#### PAGE EXCERPT:
* Begin *

2. In the present revisions, the Additional Government Pleader (Taxes) would contend that the assessee's registration certificate contained only electric motors, starters, machinery and other accessories and as such, the transformers dealt with by the assessee cannot be included in this category, and the Tribunal should have confirmed the levy of penalty under section 10(b) of the Act with regard to transformers. According to the department, transformers fall under a separate entry under the TNGST Act as entry 41-D from September 13, 1977. It was further submitted that the Tribunal ought to have allowed the enhancement petitions filed by the Revenue with regard to the levy of penalty in respect of purchase of Luna mopeds and moped spares. On the other hand, learned counsel for the assessee submitted that the Tribunal was correct in deleting the penalty with regard to the purchase of Luna moped and moped spares. It was submitted by him that during the assessment years under consideration, "mopeds" were not taken note of under the provisions of the Act; but only from September 1, 1987 on wards, mopeds were included as "motor vehicles" under entry 3 to the First Schedule and that, therefore, "mopeds" should be taken within the broad classification of "machinery" for which, registration certificate was issued by the department. It was also submitted that on the basis of the various decisions cited by the assessee, before the Tribunal, the levy of penalty under section 10(b) of the CST Act is not exigible.

* End *

A run of records:
* Begin *

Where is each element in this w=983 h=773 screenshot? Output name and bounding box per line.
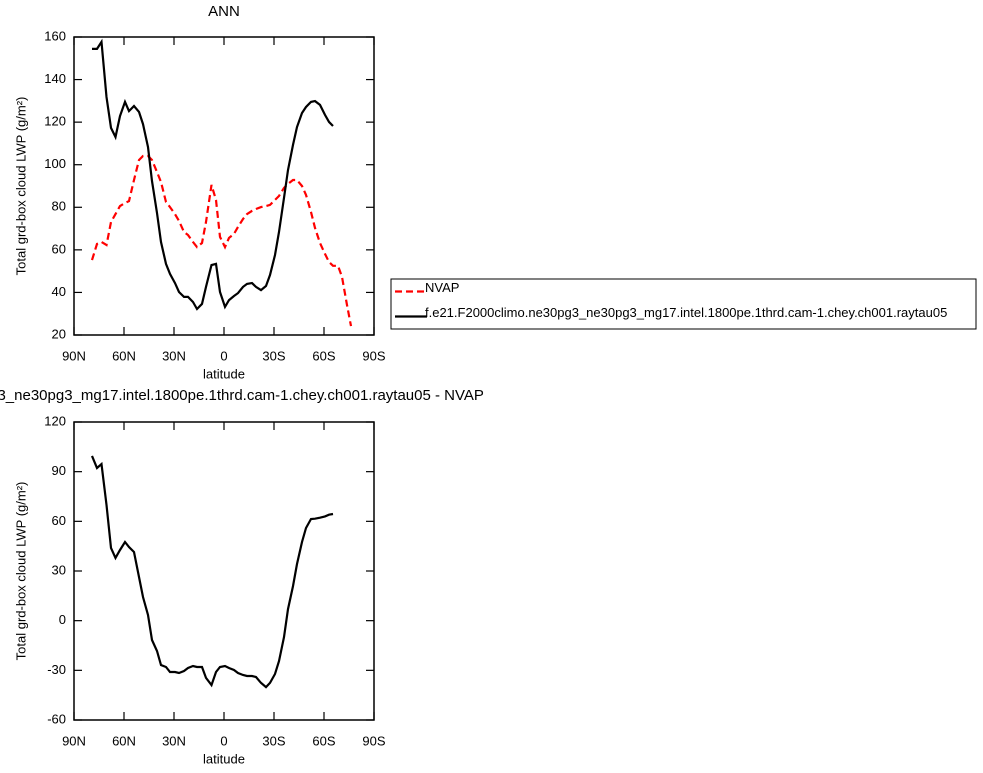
y-tick-label: 30	[52, 562, 66, 577]
plot-frame	[73, 421, 375, 721]
y-tick-label: 140	[44, 71, 66, 86]
chart-title: 30pg3_ne30pg3_mg17.intel.1800pe.1thrd.ca…	[0, 387, 484, 404]
line-series	[90, 455, 334, 689]
x-axis-label: latitude	[203, 751, 245, 766]
line-series	[90, 154, 353, 327]
x-tick-label: 90N	[62, 733, 86, 748]
x-tick-label: 0	[220, 348, 227, 363]
y-tick-label: 120	[44, 114, 66, 129]
x-tick-label: 30N	[162, 348, 186, 363]
legend-box	[390, 278, 977, 330]
legend-label: NVAP	[425, 280, 459, 295]
y-tick-label: 160	[44, 28, 66, 43]
y-tick-label: -60	[47, 711, 66, 726]
legend-label: f.e21.F2000climo.ne30pg3_ne30pg3_mg17.in…	[425, 305, 947, 320]
chart-title: ANN	[208, 3, 240, 20]
plot-frame	[73, 36, 375, 336]
x-tick-label: 90S	[362, 348, 385, 363]
x-tick-label: 90S	[362, 733, 385, 748]
y-tick-label: 80	[52, 199, 66, 214]
x-tick-label: 90N	[62, 348, 86, 363]
y-axis-label: Total grd-box cloud LWP (g/m²)	[13, 482, 28, 661]
y-tick-label: -30	[47, 662, 66, 677]
y-tick-label: 90	[52, 463, 66, 478]
y-tick-label: 20	[52, 326, 66, 341]
y-tick-label: 40	[52, 284, 66, 299]
x-tick-label: 30S	[262, 348, 285, 363]
y-tick-label: 60	[52, 513, 66, 528]
x-tick-label: 60N	[112, 733, 136, 748]
y-tick-label: 100	[44, 156, 66, 171]
line-series	[92, 38, 334, 311]
x-tick-label: 60S	[312, 348, 335, 363]
y-tick-label: 60	[52, 241, 66, 256]
x-tick-label: 30S	[262, 733, 285, 748]
x-tick-label: 60N	[112, 348, 136, 363]
x-axis-label: latitude	[203, 366, 245, 381]
y-axis-label: Total grd-box cloud LWP (g/m²)	[13, 97, 28, 276]
y-tick-label: 0	[59, 612, 66, 627]
x-tick-label: 30N	[162, 733, 186, 748]
x-tick-label: 60S	[312, 733, 335, 748]
x-tick-label: 0	[220, 733, 227, 748]
y-tick-label: 120	[44, 413, 66, 428]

* End *

#### WRITTEN TASK 1:
Duplicate the lines of the listing, beginning at the line that has "562, 66, 577]" and stopping after the line that has "513, 66, 528]".
#### WRITTEN TASK 2:
Go on with the tax penalty passage from the point where it stops.
The tax penalty passage and the listing come from unrelated sources.

#### TASK OUTPUT 1:
y-tick-label: 30	[52, 562, 66, 577]
plot-frame	[73, 421, 375, 721]
y-tick-label: 140	[44, 71, 66, 86]
chart-title: 30pg3_ne30pg3_mg17.intel.1800pe.1thrd.ca…	[0, 387, 484, 404]
line-series	[90, 455, 334, 689]
x-axis-label: latitude	[203, 751, 245, 766]
line-series	[90, 154, 353, 327]
x-tick-label: 90N	[62, 733, 86, 748]
x-tick-label: 0	[220, 348, 227, 363]
y-tick-label: 120	[44, 114, 66, 129]
x-tick-label: 30N	[162, 348, 186, 363]
legend-box	[390, 278, 977, 330]
legend-label: NVAP	[425, 280, 459, 295]
y-tick-label: 160	[44, 28, 66, 43]
y-tick-label: -60	[47, 711, 66, 726]
legend-label: f.e21.F2000climo.ne30pg3_ne30pg3_mg17.in…	[425, 305, 947, 320]
chart-title: ANN	[208, 3, 240, 20]
plot-frame	[73, 36, 375, 336]
x-tick-label: 90S	[362, 348, 385, 363]
x-tick-label: 90S	[362, 733, 385, 748]
y-tick-label: 80	[52, 199, 66, 214]
x-tick-label: 90N	[62, 348, 86, 363]
y-axis-label: Total grd-box cloud LWP (g/m²)	[13, 482, 28, 661]
y-tick-label: -30	[47, 662, 66, 677]
y-tick-label: 90	[52, 463, 66, 478]
y-tick-label: 20	[52, 326, 66, 341]
y-tick-label: 40	[52, 284, 66, 299]
x-tick-label: 30S	[262, 348, 285, 363]
y-tick-label: 60	[52, 513, 66, 528]

#### TASK OUTPUT 2:
3. In reply, learned Additional Government Pleader would submit that the fact that the assessee later applied for amendment of the certificate of registration, to include Luna mopeds, moped spares and transformers therein, would go to show that the assessee could not have entertained any bona fide belief that the definition "machinery" would also take in "Luna mopeds" and "transformers". However, according to the learned counsel for the assessee, the transformers should be taken as a "machinery", because the assessee, after purchasing the transformers, fitted them in panels and sold them as control boards. It was pointed out that if the transformers were purchased as such and resold after fitting them in panels, the department cannot levy penalty under section 10(b) of the Act since there could not have been any violation of the provisions of section 10-A of the Act by the assessee.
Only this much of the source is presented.